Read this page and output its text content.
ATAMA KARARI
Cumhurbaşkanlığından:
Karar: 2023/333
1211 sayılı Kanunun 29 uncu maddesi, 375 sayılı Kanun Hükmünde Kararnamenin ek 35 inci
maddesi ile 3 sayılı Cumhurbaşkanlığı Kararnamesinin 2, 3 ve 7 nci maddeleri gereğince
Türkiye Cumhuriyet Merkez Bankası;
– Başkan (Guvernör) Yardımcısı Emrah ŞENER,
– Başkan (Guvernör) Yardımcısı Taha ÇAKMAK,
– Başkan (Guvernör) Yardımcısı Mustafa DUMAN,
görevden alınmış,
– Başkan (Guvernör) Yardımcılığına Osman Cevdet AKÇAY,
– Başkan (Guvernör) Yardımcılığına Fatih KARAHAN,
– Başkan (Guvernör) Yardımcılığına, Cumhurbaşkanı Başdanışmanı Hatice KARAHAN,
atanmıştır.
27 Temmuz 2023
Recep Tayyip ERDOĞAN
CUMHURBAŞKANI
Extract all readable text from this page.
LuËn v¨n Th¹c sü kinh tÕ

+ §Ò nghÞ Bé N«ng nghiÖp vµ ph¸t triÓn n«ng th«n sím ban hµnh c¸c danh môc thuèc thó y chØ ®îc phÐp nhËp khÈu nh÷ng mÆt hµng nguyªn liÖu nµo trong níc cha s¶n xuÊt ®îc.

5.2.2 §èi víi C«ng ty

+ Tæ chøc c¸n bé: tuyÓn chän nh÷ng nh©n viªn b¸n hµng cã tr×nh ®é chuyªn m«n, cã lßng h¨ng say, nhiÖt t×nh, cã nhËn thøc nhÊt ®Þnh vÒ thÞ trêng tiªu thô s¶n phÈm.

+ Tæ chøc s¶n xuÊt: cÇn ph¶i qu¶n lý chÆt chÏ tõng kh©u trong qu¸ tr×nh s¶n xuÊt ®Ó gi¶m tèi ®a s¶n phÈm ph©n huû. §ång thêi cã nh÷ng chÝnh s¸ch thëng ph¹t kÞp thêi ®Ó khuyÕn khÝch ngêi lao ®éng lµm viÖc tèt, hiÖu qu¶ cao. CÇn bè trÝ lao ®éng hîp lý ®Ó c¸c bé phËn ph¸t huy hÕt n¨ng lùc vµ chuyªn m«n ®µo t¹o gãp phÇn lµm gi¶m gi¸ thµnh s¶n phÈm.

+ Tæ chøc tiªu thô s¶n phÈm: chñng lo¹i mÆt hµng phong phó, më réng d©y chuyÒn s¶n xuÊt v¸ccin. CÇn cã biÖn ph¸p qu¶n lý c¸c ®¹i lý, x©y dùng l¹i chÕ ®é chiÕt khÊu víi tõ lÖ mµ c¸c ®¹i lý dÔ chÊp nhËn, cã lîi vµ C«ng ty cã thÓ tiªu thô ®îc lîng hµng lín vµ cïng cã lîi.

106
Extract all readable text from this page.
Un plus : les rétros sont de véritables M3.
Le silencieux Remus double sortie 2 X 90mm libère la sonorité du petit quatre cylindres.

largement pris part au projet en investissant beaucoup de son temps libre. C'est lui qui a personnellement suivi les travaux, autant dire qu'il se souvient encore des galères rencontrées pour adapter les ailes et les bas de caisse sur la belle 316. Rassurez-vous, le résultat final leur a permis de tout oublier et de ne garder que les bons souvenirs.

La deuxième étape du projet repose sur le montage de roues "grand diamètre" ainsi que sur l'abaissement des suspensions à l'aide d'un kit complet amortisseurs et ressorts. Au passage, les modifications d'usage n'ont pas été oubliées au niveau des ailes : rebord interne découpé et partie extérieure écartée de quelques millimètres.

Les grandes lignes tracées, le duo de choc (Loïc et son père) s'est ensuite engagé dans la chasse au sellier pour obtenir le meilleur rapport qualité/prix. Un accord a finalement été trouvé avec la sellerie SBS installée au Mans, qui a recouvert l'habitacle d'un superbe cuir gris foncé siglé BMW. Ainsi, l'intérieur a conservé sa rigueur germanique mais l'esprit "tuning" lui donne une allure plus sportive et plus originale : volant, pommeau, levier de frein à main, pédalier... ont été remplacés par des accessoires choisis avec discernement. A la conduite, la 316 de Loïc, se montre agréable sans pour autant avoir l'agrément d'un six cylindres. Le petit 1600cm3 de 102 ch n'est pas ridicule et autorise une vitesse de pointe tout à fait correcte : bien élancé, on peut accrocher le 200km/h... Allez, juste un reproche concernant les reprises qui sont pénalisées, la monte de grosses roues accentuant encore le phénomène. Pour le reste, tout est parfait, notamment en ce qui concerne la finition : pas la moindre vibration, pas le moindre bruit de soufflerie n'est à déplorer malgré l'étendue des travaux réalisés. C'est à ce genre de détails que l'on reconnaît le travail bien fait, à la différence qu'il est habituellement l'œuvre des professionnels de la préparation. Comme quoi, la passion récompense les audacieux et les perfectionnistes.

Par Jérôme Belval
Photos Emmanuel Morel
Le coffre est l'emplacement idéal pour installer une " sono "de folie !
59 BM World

++++++++++++++++++++

(Objective) Look through the entries and return every line where "maddesi" appears.

(Solution)
1211 sayılı Kanunun 29 uncu maddesi, 375 sayılı Kanun Hükmünde Kararnamenin ek 35 inci
maddesi ile 3 sayılı Cumhurbaşkanlığı Kararnamesinin 2, 3 ve 7 nci maddeleri gereğince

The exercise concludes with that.